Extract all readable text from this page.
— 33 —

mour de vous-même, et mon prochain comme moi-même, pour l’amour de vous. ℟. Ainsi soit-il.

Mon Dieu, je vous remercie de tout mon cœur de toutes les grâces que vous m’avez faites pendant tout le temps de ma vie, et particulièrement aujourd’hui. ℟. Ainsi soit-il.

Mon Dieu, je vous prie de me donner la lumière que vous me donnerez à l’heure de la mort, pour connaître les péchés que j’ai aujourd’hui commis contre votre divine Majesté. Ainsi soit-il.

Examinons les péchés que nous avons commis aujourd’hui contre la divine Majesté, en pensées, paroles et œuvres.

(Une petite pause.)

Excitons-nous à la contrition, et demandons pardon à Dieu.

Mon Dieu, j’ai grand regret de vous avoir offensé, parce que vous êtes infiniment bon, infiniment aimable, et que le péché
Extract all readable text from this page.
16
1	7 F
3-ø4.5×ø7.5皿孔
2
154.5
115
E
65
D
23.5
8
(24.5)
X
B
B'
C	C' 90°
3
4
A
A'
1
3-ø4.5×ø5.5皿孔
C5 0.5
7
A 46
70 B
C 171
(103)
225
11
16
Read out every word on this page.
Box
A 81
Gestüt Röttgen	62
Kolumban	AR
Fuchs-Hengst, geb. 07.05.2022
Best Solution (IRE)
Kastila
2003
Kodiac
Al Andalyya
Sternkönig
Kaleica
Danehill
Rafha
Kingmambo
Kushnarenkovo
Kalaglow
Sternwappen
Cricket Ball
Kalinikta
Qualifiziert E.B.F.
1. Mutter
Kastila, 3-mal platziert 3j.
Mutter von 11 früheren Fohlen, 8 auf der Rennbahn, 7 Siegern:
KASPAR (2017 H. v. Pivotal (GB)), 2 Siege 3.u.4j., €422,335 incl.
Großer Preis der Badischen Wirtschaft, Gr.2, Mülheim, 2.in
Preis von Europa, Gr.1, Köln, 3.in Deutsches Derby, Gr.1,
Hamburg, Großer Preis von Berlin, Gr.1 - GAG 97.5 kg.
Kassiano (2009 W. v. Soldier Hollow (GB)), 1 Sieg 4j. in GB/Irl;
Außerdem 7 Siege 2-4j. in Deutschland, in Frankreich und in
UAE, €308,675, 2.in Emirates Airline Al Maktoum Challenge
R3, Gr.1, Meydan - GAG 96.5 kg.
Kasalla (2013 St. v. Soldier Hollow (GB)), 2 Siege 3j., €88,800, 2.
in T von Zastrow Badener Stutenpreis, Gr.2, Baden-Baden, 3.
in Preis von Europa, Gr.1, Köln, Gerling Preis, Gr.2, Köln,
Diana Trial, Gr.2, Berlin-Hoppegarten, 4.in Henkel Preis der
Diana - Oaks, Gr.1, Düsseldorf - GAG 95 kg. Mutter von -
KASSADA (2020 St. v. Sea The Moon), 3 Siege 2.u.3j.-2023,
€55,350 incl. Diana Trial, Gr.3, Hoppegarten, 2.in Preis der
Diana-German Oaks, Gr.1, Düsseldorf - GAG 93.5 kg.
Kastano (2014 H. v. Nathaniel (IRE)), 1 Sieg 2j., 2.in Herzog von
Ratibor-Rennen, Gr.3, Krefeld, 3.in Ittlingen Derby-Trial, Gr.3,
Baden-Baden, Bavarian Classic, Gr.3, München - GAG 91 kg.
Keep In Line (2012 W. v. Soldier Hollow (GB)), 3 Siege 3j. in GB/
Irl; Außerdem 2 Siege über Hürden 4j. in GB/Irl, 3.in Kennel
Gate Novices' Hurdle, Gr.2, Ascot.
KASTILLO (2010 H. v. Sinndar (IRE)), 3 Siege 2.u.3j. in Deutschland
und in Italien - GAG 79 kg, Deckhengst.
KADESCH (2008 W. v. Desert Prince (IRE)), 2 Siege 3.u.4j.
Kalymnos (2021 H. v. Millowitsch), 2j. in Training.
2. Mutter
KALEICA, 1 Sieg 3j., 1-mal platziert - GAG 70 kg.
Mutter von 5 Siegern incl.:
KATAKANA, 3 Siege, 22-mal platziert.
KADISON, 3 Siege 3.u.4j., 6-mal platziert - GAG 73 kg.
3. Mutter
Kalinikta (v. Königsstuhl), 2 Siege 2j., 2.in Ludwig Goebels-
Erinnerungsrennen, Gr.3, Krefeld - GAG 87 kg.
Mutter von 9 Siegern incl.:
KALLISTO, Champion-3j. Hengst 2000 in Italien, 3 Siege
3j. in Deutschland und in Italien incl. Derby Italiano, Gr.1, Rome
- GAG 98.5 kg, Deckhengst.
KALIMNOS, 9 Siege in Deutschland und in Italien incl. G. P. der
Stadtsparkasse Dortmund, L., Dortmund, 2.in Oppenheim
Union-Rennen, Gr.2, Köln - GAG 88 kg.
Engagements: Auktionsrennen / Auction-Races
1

INSTRUCTIONS FOR THE TASK: Scan the material above. Copy each line that holds the word "Siegern".

WRITTEN ANSWER:
Mutter von 11 früheren Fohlen, 8 auf der Rennbahn, 7 Siegern:
Mutter von 5 Siegern incl.:
Mutter von 9 Siegern incl.:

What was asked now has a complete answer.